Search the material for "малых" and show all lines that contain it.
▼▼▼
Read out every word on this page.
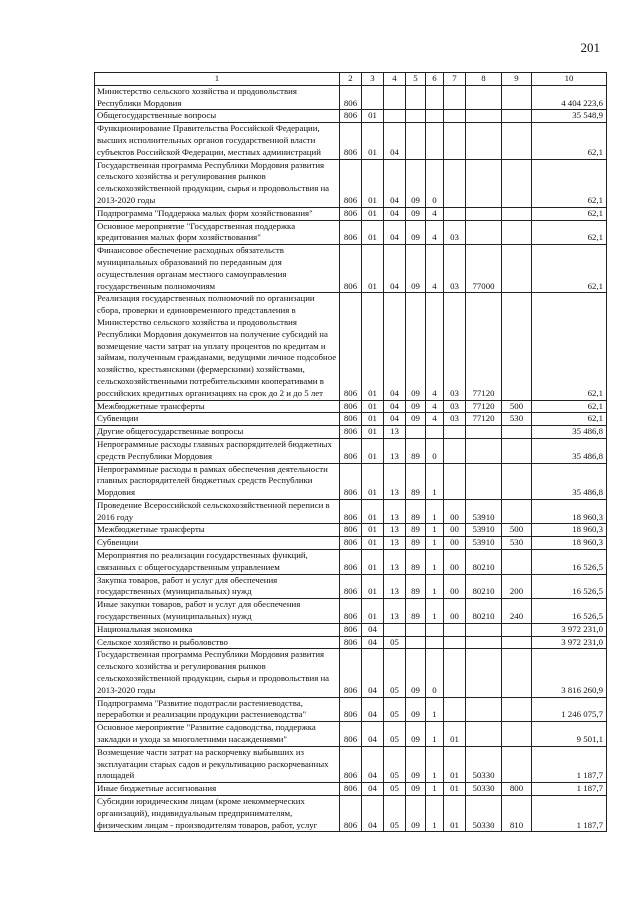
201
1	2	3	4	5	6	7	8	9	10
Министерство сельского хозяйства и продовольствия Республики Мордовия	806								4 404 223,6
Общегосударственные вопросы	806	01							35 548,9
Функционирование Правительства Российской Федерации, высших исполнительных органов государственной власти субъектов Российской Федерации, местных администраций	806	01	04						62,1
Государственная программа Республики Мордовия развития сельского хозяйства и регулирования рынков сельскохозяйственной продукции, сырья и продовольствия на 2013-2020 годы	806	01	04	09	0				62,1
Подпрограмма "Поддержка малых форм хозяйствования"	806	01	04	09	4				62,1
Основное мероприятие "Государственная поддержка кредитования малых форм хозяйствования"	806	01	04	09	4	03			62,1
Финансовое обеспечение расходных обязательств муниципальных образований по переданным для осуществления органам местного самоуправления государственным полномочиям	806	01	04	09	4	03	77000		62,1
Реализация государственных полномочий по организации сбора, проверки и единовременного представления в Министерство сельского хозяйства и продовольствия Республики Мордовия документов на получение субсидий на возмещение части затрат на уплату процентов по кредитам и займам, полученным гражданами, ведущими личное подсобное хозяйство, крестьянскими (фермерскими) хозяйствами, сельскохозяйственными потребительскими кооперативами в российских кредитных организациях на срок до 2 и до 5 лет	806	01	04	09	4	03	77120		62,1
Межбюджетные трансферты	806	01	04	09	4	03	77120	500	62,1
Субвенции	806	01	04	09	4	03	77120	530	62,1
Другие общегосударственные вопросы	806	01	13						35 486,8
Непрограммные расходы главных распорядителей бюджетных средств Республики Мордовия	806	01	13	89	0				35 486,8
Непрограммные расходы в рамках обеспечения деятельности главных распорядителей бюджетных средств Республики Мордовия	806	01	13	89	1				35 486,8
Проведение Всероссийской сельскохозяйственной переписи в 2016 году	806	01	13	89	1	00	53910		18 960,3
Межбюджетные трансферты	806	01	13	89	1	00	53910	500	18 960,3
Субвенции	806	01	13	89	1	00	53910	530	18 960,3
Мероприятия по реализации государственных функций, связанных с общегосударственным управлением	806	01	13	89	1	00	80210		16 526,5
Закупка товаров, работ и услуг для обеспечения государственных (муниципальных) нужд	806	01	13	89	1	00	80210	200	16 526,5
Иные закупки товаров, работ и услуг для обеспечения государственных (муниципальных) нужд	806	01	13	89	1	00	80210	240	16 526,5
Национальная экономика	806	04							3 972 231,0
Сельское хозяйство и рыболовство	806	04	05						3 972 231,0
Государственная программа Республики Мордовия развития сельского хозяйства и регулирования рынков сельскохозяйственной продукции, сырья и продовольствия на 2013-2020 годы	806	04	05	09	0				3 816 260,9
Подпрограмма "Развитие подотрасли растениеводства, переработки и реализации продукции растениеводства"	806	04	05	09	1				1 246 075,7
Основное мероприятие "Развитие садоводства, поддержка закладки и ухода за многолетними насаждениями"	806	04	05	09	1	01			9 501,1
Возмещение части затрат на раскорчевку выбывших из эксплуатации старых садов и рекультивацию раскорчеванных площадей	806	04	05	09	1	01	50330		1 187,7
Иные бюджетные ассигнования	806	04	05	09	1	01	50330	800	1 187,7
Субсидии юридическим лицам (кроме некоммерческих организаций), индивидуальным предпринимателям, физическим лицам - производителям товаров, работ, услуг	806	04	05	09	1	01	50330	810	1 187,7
▲▲▲
• Exercise response
Подпрограмма "Поддержка малых форм хозяйствования"	806	01	04	09	4				62,1
Основное мероприятие "Государственная поддержка кредитования малых форм хозяйствования"	806	01	04	09	4	03			62,1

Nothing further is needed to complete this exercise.